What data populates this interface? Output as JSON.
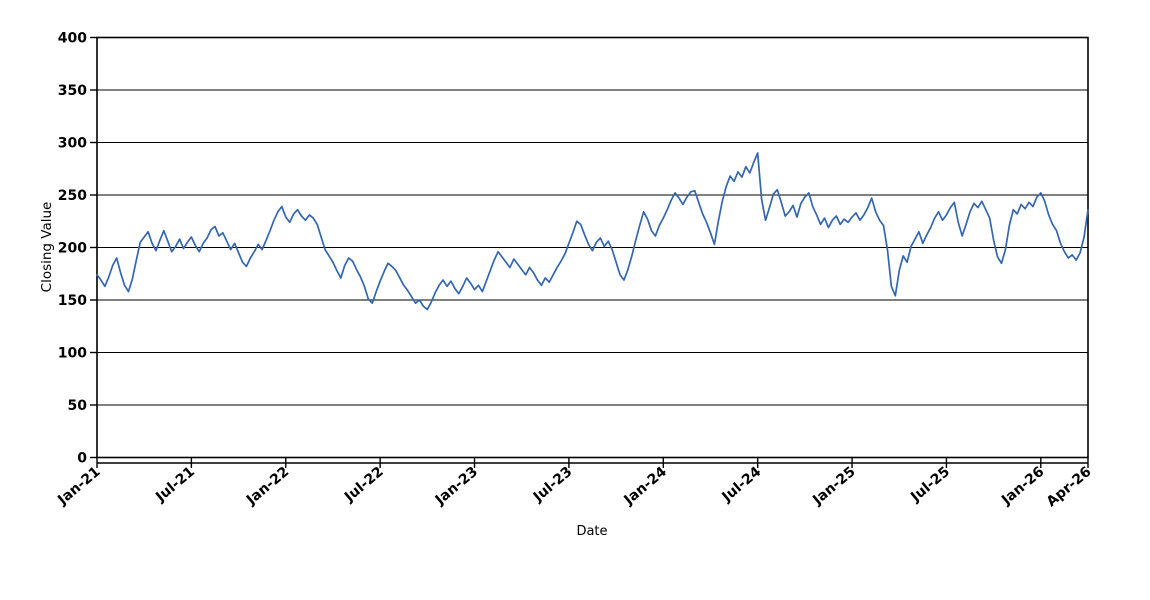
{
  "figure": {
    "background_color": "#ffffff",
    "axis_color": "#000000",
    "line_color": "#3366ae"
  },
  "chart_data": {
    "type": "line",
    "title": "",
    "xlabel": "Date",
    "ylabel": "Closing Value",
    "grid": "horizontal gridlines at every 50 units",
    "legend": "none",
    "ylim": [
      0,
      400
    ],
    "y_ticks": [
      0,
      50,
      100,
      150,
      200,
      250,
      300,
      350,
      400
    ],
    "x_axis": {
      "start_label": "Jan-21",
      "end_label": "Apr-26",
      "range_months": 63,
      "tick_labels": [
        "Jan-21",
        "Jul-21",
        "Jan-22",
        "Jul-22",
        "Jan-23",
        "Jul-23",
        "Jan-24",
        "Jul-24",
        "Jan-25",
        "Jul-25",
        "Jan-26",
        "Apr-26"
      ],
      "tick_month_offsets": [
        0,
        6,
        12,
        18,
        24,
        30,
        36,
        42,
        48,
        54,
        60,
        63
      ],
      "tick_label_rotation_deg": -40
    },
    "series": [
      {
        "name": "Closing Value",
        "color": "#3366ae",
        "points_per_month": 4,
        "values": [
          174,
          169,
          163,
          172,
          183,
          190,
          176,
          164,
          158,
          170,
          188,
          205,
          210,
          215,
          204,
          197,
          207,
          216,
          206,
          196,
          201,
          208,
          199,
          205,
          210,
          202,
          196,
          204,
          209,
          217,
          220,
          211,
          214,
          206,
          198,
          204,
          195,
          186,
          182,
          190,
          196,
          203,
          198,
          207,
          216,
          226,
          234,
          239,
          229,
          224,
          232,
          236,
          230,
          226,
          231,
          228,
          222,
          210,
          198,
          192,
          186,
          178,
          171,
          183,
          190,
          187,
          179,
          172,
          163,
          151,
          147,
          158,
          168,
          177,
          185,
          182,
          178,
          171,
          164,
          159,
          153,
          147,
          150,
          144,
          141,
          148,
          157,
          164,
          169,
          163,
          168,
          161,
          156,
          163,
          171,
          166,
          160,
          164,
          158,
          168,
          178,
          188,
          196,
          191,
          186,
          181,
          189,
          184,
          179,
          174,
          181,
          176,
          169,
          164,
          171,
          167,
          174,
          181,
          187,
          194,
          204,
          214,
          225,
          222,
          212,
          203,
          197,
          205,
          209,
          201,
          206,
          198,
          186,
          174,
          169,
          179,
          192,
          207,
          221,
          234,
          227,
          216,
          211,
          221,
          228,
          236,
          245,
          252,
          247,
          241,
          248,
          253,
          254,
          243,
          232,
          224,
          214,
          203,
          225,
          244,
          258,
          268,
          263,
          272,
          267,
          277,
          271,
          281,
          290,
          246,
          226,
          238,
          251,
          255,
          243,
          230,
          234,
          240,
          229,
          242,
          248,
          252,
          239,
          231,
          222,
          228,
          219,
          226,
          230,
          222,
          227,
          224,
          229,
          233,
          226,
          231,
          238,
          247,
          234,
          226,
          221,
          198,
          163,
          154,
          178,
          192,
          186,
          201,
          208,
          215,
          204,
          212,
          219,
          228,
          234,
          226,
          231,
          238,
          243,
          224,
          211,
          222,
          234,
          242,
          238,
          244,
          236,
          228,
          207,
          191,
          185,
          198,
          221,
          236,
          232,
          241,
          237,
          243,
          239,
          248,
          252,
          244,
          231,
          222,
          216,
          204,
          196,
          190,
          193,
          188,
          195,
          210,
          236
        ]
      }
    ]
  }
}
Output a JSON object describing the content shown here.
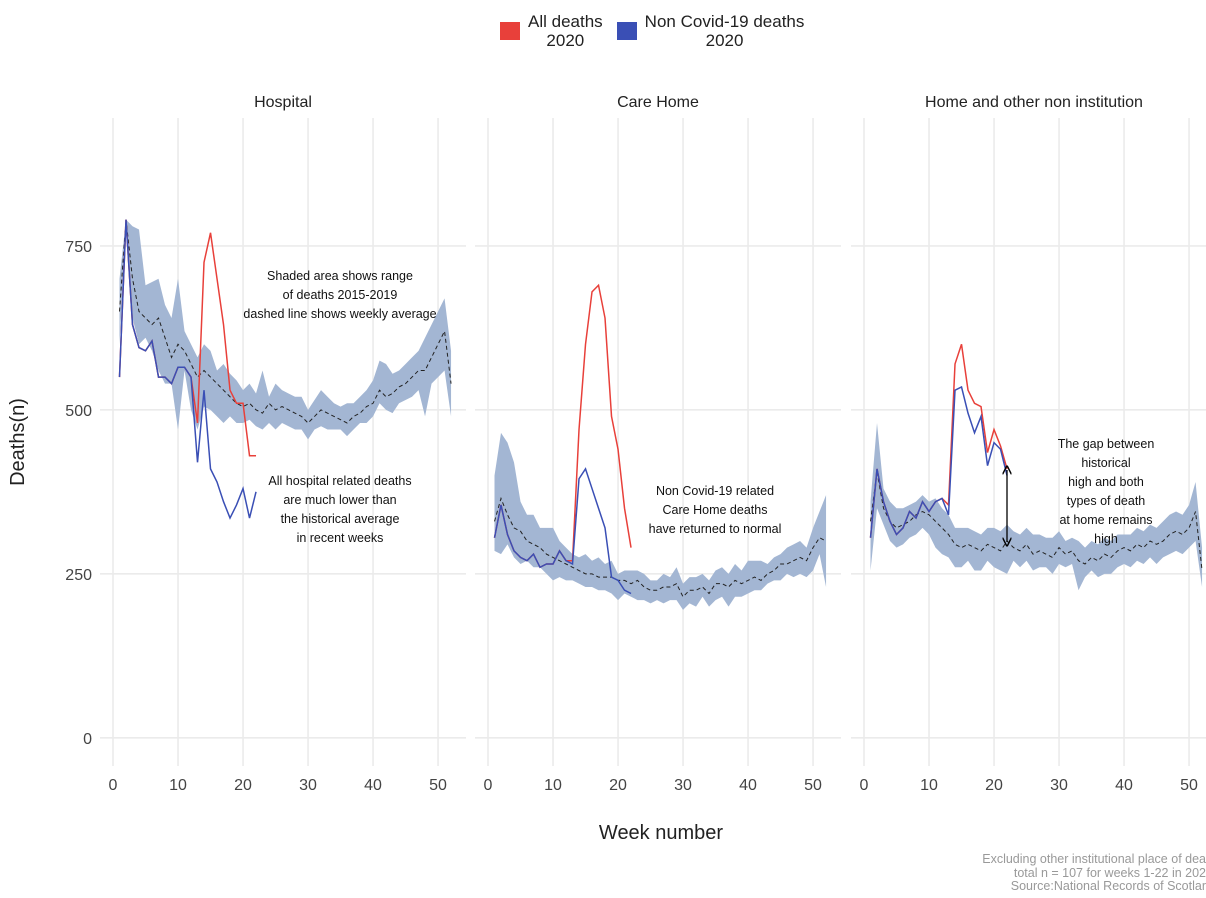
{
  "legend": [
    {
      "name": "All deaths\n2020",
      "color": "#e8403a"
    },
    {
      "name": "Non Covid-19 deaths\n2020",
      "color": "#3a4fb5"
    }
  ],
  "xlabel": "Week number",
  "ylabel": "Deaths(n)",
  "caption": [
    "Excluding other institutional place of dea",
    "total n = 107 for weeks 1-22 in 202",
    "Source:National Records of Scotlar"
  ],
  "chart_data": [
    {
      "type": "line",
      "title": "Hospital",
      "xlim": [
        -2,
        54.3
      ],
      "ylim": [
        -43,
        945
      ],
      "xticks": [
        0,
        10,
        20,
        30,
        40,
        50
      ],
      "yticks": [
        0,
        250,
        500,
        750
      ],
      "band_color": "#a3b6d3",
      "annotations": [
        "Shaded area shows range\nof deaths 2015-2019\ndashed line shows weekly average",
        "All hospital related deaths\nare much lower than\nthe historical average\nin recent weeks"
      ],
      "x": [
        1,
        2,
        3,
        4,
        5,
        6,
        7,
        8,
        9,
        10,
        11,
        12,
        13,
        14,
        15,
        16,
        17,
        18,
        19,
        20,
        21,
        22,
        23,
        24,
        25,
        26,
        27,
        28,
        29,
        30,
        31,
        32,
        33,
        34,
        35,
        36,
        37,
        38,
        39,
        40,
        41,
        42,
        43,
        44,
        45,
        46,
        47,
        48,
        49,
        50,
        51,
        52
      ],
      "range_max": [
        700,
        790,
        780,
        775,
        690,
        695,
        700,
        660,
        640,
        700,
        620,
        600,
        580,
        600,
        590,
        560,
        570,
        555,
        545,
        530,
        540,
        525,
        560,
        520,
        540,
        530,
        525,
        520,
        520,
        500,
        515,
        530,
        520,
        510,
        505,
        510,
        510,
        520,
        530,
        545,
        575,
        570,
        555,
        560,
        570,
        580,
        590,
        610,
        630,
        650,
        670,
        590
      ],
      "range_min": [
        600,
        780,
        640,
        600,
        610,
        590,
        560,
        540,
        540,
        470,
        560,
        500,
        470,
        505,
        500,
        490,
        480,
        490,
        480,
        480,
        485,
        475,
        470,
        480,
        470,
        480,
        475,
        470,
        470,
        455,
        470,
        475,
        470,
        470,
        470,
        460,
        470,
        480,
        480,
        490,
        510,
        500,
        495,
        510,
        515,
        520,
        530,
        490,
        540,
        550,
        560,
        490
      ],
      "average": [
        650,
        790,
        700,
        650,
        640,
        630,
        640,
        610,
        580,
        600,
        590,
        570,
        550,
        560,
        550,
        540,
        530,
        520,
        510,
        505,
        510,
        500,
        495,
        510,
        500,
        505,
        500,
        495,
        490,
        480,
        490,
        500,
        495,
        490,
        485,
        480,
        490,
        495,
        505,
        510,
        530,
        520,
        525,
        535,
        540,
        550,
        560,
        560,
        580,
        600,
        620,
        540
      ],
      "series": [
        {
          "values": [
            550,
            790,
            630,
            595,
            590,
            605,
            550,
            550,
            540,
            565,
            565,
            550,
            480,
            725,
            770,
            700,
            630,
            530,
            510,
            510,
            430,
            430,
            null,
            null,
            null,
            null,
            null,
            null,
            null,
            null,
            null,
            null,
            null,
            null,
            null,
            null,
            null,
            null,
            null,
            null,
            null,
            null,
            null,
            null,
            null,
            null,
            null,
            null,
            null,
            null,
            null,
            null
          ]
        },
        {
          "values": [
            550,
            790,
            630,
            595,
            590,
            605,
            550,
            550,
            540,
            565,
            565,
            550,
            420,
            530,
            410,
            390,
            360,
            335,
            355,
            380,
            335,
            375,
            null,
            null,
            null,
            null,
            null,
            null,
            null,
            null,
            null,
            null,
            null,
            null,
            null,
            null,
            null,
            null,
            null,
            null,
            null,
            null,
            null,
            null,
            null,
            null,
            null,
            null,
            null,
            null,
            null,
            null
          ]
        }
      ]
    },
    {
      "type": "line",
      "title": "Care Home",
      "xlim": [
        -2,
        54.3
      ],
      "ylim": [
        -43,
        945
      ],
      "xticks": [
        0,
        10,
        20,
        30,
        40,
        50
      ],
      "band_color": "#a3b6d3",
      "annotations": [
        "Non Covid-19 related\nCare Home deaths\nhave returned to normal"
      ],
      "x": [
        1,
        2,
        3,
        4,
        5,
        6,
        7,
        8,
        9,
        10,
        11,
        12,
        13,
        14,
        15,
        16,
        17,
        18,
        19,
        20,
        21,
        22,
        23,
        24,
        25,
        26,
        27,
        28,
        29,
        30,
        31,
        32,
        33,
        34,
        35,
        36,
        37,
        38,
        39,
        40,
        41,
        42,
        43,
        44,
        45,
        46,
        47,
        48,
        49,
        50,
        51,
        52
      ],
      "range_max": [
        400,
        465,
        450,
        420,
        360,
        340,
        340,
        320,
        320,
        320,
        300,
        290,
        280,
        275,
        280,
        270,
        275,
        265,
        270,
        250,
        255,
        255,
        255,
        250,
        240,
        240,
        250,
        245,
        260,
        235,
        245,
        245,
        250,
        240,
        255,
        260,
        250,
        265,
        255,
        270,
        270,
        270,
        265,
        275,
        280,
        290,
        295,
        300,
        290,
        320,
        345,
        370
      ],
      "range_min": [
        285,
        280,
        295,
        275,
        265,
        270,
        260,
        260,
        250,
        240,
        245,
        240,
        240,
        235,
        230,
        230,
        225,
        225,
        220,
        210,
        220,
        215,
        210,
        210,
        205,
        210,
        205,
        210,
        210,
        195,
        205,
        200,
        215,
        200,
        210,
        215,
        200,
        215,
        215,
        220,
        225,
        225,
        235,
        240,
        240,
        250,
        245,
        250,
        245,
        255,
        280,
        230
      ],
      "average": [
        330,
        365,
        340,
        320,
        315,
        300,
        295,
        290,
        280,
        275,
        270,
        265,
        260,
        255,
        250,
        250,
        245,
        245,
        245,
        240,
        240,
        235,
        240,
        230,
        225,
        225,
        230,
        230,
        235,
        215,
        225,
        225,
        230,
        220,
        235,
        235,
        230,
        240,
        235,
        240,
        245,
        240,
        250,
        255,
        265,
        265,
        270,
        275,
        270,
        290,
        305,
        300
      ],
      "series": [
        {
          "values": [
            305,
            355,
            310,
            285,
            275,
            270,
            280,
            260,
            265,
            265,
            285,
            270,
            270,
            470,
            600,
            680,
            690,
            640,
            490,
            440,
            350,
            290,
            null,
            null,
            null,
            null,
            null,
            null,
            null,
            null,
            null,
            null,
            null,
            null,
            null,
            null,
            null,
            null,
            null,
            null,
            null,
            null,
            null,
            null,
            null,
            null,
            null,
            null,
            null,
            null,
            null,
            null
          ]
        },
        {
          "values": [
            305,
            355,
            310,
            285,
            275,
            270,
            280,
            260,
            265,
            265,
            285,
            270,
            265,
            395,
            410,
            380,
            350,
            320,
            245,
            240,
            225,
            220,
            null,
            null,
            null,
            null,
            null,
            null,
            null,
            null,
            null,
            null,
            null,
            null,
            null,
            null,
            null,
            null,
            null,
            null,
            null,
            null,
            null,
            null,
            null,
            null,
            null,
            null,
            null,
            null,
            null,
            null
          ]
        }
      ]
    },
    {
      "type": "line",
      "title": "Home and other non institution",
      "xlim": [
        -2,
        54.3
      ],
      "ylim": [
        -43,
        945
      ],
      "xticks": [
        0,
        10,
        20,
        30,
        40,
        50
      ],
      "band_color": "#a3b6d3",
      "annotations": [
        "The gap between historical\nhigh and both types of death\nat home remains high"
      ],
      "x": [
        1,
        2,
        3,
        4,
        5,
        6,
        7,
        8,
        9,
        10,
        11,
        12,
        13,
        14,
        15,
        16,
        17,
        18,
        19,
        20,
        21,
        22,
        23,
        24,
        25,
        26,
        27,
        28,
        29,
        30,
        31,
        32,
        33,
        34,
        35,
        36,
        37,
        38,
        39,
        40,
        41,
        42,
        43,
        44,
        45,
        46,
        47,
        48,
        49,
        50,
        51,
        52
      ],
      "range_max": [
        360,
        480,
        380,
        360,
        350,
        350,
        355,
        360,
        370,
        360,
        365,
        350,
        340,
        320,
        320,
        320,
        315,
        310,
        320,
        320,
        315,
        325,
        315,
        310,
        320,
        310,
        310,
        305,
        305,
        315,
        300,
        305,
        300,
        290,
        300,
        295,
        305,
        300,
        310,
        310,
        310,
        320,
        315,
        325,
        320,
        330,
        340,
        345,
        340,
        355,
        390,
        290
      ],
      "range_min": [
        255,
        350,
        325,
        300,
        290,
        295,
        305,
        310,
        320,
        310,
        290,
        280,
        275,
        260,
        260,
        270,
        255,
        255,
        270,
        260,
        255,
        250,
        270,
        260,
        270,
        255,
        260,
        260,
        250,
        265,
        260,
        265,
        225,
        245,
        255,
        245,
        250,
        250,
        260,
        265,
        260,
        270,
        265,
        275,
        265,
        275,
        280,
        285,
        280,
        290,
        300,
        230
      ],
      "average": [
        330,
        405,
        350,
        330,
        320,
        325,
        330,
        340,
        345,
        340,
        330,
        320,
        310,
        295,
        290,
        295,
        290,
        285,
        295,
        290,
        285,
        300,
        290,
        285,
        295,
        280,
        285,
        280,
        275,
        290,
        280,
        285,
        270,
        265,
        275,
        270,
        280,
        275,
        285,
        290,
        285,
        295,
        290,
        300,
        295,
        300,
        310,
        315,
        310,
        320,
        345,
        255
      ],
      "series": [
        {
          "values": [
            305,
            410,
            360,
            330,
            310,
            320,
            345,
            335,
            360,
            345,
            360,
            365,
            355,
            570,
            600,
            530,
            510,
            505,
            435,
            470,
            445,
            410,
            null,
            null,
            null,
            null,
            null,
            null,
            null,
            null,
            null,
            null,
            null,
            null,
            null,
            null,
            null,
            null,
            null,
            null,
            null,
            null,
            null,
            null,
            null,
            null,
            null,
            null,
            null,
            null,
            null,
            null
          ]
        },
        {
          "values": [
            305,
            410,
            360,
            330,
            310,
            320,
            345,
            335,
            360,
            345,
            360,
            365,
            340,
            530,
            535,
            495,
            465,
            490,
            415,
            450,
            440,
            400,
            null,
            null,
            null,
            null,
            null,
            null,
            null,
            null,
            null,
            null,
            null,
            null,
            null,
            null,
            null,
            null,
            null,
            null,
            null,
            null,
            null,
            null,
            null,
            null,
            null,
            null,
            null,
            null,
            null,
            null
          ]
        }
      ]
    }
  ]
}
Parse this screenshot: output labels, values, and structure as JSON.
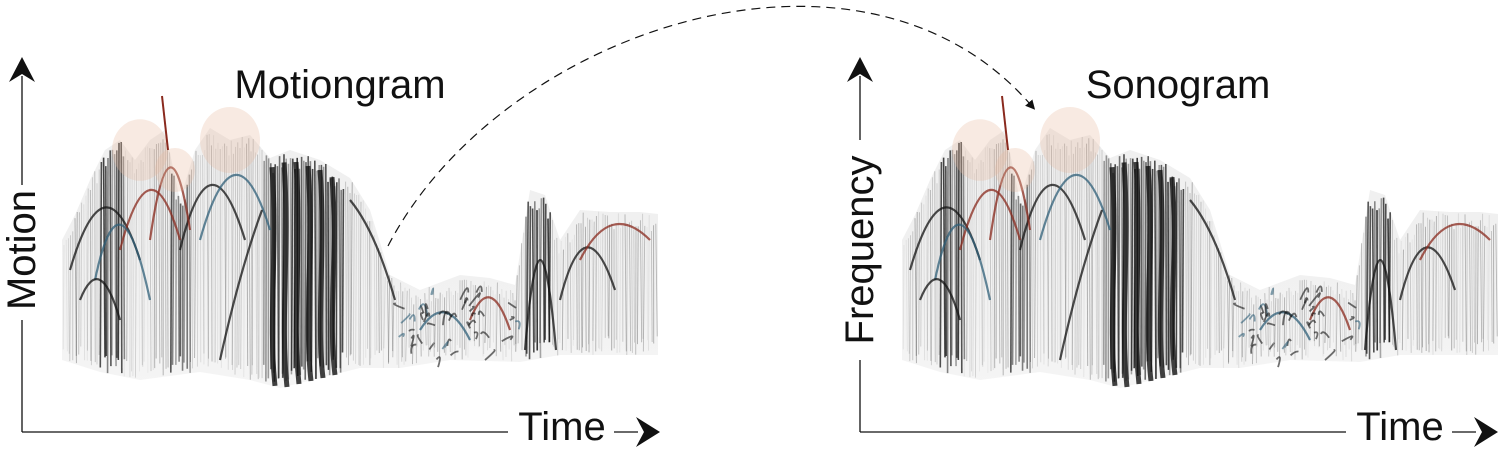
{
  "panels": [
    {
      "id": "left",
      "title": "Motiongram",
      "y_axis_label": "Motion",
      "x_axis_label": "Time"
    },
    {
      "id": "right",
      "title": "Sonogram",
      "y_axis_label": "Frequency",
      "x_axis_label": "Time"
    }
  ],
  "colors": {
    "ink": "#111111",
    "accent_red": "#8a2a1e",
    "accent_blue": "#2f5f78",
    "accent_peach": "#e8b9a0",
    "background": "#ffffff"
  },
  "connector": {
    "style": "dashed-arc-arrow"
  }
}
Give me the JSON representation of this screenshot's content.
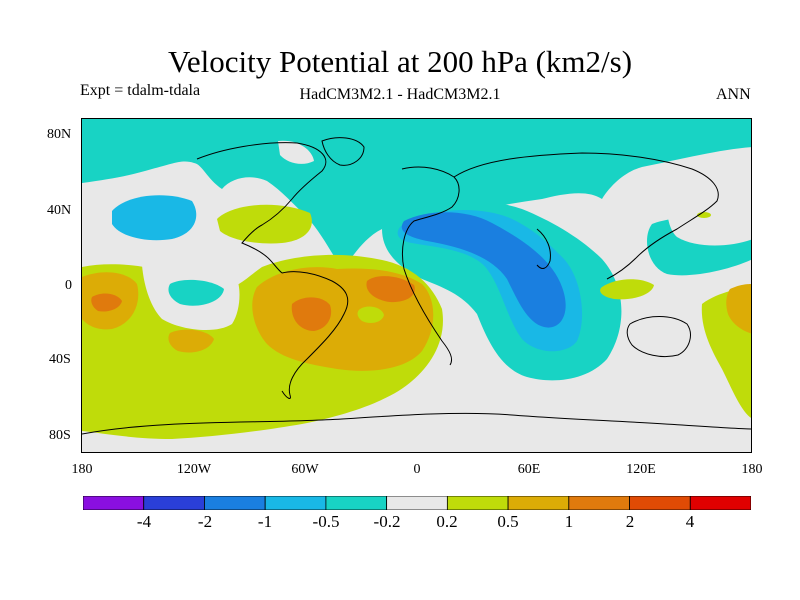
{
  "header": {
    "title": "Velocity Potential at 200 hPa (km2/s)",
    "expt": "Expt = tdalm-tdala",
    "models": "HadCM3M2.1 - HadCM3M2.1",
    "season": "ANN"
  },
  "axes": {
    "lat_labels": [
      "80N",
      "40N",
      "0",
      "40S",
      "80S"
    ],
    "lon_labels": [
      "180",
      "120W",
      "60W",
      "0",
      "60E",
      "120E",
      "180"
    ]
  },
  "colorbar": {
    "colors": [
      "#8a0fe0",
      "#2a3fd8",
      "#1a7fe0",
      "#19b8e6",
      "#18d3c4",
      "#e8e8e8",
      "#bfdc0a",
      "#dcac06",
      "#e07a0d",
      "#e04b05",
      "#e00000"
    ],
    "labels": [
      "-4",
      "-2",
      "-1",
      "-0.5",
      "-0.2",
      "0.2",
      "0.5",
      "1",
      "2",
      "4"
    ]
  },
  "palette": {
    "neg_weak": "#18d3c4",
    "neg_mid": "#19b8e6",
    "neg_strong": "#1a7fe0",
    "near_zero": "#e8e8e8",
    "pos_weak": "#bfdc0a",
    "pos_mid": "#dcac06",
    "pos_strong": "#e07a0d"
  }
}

====================

[AIM]: No pictures belong in the copy; quote exactly the lines from the line containing "Give me the" through the final line of the material, both ends included.

[SOLUTION TO THIS PROBLEM]:
Give me the JSON representation of this screenshot's content.
{
  "header": {
    "title": "Velocity Potential at 200 hPa (km2/s)",
    "expt": "Expt = tdalm-tdala",
    "models": "HadCM3M2.1 - HadCM3M2.1",
    "season": "ANN"
  },
  "axes": {
    "lat_labels": [
      "80N",
      "40N",
      "0",
      "40S",
      "80S"
    ],
    "lon_labels": [
      "180",
      "120W",
      "60W",
      "0",
      "60E",
      "120E",
      "180"
    ]
  },
  "colorbar": {
    "colors": [
      "#8a0fe0",
      "#2a3fd8",
      "#1a7fe0",
      "#19b8e6",
      "#18d3c4",
      "#e8e8e8",
      "#bfdc0a",
      "#dcac06",
      "#e07a0d",
      "#e04b05",
      "#e00000"
    ],
    "labels": [
      "-4",
      "-2",
      "-1",
      "-0.5",
      "-0.2",
      "0.2",
      "0.5",
      "1",
      "2",
      "4"
    ]
  },
  "palette": {
    "neg_weak": "#18d3c4",
    "neg_mid": "#19b8e6",
    "neg_strong": "#1a7fe0",
    "near_zero": "#e8e8e8",
    "pos_weak": "#bfdc0a",
    "pos_mid": "#dcac06",
    "pos_strong": "#e07a0d"
  }
}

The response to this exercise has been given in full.